Collected data entries →
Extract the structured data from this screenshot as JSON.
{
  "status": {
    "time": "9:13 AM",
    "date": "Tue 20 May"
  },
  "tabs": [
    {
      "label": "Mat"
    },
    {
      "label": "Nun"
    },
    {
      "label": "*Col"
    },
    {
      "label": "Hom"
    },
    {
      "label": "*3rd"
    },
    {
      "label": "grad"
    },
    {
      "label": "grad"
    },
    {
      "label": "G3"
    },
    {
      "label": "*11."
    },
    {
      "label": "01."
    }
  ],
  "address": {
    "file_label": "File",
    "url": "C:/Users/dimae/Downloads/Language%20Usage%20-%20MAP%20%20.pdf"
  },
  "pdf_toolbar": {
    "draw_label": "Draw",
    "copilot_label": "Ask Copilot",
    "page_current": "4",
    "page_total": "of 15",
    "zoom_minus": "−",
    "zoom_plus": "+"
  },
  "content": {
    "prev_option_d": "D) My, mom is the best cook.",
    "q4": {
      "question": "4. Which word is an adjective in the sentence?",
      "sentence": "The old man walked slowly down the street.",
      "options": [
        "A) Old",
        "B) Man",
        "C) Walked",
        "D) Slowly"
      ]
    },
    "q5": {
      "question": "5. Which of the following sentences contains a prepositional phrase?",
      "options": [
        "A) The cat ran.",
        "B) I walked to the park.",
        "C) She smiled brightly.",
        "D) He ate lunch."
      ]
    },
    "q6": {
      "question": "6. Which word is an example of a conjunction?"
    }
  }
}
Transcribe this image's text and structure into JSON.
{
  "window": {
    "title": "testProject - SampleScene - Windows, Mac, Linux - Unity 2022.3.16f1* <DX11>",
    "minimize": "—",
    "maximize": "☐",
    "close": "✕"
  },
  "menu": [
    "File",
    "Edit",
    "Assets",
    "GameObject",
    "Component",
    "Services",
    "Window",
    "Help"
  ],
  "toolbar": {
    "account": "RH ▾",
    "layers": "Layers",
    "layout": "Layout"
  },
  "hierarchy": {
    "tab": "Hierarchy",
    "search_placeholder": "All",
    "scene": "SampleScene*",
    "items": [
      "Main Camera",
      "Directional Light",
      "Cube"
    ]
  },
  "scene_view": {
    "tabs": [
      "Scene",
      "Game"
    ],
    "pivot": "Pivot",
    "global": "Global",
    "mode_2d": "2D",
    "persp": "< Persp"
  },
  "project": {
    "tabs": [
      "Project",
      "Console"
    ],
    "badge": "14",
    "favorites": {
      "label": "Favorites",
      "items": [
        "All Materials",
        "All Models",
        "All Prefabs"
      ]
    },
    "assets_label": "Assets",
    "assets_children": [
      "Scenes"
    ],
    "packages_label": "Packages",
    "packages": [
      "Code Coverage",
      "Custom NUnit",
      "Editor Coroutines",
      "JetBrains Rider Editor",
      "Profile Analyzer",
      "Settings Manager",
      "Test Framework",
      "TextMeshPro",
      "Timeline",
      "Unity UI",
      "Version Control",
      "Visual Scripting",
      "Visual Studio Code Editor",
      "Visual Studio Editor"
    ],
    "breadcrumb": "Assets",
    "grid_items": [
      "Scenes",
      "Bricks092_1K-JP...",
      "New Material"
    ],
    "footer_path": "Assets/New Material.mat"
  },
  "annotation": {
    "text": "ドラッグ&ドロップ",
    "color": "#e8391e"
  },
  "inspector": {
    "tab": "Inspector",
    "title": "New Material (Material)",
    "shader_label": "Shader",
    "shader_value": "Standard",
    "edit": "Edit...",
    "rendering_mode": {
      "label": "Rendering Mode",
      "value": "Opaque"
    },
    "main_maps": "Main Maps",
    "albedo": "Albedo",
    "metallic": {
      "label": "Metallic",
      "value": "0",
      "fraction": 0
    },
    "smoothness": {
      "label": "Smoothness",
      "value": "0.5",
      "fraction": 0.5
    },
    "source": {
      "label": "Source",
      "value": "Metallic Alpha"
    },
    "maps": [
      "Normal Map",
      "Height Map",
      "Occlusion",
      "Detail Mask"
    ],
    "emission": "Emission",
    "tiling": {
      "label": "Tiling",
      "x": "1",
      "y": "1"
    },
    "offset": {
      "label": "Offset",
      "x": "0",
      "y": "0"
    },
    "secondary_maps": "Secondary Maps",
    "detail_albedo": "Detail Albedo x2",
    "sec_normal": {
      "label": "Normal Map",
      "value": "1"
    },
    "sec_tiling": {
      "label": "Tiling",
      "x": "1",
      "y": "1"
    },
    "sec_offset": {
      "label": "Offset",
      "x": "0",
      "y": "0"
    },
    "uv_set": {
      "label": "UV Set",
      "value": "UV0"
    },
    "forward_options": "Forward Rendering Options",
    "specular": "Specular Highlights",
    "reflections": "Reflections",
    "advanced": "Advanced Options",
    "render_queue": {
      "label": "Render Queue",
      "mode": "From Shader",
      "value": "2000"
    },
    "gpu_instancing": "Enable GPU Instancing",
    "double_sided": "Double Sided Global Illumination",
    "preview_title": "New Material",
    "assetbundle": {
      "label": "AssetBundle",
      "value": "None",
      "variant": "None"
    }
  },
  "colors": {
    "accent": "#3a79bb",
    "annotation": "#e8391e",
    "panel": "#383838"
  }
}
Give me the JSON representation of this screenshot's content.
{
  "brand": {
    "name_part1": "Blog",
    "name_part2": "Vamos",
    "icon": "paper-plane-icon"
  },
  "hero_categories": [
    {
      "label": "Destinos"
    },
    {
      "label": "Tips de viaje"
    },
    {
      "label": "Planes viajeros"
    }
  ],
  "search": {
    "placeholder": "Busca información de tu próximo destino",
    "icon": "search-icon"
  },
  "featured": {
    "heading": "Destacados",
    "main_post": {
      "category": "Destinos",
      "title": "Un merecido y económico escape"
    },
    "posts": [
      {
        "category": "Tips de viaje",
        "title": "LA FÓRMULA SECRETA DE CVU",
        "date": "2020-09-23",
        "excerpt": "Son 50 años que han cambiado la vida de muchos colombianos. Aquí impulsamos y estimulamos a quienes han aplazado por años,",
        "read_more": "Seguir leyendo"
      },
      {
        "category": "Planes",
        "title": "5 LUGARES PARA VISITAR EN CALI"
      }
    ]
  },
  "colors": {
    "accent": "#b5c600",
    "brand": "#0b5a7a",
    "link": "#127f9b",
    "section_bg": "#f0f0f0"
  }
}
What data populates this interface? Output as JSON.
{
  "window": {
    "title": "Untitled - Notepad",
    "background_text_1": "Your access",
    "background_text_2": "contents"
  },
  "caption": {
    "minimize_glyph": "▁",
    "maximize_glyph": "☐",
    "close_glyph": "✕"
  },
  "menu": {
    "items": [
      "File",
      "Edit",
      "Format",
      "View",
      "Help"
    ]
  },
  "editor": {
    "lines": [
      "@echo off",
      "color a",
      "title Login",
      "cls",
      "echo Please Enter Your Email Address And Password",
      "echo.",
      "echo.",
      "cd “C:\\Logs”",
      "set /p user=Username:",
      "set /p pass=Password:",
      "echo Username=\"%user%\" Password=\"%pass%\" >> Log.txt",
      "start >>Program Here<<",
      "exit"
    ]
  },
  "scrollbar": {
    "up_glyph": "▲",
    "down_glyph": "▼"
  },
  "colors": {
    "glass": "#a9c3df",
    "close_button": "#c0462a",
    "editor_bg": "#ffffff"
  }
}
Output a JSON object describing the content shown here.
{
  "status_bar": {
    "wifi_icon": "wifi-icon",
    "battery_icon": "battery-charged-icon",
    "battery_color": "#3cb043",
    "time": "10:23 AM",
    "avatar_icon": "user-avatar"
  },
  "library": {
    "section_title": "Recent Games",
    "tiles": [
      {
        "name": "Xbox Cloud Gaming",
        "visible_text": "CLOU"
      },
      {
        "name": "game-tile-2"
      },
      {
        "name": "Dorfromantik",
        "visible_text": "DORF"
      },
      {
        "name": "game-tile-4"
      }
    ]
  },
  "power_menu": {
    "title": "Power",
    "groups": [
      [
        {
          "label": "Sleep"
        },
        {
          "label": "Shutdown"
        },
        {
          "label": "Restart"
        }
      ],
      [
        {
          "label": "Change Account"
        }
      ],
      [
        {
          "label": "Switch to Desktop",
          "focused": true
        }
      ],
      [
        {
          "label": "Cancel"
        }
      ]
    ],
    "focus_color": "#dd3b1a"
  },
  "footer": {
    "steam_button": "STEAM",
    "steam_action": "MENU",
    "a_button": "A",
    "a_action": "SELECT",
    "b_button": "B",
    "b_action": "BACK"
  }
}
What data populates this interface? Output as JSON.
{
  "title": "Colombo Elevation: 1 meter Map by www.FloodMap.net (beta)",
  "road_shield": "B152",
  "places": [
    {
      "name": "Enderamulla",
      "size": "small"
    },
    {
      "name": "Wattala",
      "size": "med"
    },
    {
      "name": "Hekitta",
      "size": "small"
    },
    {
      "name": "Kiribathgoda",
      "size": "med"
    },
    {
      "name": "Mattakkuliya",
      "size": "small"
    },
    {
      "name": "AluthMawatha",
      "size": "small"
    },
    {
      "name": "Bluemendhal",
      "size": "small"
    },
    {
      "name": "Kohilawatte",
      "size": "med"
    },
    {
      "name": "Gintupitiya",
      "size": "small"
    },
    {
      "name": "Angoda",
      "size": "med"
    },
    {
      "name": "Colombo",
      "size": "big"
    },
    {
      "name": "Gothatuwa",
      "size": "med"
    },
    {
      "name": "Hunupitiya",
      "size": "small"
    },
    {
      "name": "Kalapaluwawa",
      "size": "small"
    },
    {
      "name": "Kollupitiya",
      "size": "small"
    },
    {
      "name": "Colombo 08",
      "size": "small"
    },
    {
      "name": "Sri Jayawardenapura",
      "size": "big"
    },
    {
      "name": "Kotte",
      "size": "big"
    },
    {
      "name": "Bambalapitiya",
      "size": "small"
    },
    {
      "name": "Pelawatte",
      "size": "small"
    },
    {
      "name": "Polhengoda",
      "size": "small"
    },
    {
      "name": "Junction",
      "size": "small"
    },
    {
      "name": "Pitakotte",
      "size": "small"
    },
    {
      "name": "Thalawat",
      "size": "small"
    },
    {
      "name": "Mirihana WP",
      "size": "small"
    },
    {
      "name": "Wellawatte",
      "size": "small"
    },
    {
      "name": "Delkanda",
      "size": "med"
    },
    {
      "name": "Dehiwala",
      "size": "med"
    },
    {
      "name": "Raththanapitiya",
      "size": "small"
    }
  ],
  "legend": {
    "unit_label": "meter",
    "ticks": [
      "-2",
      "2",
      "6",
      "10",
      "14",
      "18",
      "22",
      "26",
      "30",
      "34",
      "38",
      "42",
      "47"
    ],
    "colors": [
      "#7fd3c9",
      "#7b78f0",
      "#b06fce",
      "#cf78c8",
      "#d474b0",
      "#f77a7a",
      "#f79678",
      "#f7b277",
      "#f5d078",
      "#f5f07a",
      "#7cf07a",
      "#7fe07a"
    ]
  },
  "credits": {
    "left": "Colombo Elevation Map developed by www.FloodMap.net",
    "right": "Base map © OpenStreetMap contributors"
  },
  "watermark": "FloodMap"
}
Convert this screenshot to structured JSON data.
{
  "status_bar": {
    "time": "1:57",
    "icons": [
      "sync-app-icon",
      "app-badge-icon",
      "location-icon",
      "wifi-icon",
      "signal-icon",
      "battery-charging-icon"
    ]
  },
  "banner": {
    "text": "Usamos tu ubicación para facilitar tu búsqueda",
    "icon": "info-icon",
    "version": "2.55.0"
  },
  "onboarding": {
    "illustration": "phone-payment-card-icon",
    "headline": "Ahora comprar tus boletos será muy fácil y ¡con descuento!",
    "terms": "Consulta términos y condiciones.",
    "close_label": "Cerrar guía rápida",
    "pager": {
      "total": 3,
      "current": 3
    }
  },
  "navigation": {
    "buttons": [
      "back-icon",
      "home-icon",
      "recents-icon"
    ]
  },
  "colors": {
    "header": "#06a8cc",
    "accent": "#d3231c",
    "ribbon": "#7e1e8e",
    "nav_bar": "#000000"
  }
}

Exercise requirements → Each line above that includes "Elevation" should be shown.

Solution to the exercise →
  "title": "Colombo Elevation: 1 meter Map by www.FloodMap.net (beta)",
    "left": "Colombo Elevation Map developed by www.FloodMap.net",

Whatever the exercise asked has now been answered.